-- Work order --
Quote the passage on deep breathing below, starting at "Deep breathing involves" and ending at "to your tissues.".

-- Document segment --

We’re usually unproductive, uncomfortable, and dissatisfied when we’re in the grip of feeling stressed and scattered. Use these simple centering and grounding exercises to bring your body and mind into alignment and increase your sense of well-being and happiness.
If you are feeling tense and stressed, relief may be only a breath away. Use the time-honored stress reduction technique of deep (also known as diaphragmatic) breathing to relax muscles and reduce your stress. Breathing exercises can help you relax and increase your happiness and sense of well-being because they make your body feel like it does when it is in a state of relaxation.
Deep breathing involves your diaphragm, a large muscle in your abdomen, and is marked by the expansion of the abdomen rather than the chest. Although the focus seems to be on the abdomen, during deep breathing, the lungs are filled with much more oxygen than during shallow or chest-breathing. Breathing oxygenates every cell of your body and deep breathing raises levels of blood oxygen, promoting health by stimulating the digestive process and by improving fitness and mental performance. Shallow or chest-breathing, on the other hand, causes a constriction of the chest and lung tissue over time, decreasing oxygen flow and delivery to your tissues.
To do deep breathing effectively, slowly inhale through your nose or mouth. Put a hand on your stomach, and as you inhale, feel your stomach gently expand. Pause for about five seconds, and then slowly exhale through your mouth, pushing out all the breath you inhaled. Feel you stomach contract. Repeat a few more times. If you feel yourself become light-headed, take a break or slow down your breathing.

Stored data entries
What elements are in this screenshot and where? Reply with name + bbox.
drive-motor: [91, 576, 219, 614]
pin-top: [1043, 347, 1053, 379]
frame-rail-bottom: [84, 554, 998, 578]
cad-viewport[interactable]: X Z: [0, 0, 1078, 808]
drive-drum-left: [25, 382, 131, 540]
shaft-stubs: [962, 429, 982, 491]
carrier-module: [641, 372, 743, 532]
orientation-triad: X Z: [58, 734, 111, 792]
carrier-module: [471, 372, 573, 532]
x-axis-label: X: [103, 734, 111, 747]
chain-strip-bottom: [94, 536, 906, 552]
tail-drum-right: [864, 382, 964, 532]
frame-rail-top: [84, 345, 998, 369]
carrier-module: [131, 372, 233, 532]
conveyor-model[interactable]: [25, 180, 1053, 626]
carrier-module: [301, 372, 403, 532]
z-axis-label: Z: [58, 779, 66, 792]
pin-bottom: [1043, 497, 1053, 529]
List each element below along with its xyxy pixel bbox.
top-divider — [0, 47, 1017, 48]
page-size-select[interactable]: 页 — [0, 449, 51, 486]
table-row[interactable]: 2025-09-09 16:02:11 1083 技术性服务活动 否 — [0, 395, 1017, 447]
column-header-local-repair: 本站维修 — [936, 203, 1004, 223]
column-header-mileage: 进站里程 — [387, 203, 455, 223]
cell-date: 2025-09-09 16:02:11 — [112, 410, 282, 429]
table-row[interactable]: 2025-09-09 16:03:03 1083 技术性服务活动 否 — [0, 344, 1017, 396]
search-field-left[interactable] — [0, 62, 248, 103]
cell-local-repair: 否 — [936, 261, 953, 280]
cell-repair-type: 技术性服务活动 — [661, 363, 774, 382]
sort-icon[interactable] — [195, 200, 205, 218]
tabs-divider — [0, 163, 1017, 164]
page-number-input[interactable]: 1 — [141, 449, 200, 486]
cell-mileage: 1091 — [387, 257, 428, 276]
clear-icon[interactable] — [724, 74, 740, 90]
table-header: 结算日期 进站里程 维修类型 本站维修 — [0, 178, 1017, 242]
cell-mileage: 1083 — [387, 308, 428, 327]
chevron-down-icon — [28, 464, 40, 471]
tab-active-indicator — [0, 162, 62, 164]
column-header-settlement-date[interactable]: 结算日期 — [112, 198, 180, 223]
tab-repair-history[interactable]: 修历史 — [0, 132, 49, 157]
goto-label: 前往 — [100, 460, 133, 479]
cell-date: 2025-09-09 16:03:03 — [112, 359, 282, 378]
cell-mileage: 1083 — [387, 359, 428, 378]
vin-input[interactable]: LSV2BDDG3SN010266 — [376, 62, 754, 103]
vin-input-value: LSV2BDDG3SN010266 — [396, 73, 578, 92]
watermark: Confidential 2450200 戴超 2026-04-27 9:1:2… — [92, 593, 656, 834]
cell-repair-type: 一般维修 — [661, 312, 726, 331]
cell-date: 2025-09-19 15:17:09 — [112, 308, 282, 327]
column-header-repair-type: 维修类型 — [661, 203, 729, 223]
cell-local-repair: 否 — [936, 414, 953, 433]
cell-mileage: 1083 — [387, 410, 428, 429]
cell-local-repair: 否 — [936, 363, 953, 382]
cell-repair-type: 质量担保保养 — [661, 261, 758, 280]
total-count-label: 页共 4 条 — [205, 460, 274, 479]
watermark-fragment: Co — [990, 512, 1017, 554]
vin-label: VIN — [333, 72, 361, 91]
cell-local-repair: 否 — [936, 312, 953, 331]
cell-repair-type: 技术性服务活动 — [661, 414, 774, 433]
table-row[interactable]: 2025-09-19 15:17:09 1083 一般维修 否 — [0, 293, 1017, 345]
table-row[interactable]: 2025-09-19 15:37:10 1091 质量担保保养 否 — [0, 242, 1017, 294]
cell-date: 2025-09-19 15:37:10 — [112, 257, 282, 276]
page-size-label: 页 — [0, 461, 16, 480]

-- Result of the exercise --
Deep breathing involves your diaphragm, a large muscle in your abdomen, and is marked by the expansion of the abdomen rather than the chest. Although the focus seems to be on the abdomen, during deep breathing, the lungs are filled with much more oxygen than during shallow or chest-breathing. Breathing oxygenates every cell of your body and deep breathing raises levels of blood oxygen, promoting health by stimulating the digestive process and by improving fitness and mental performance. Shallow or chest-breathing, on the other hand, causes a constriction of the chest and lung tissue over time, decreasing oxygen flow and delivery to your tissues.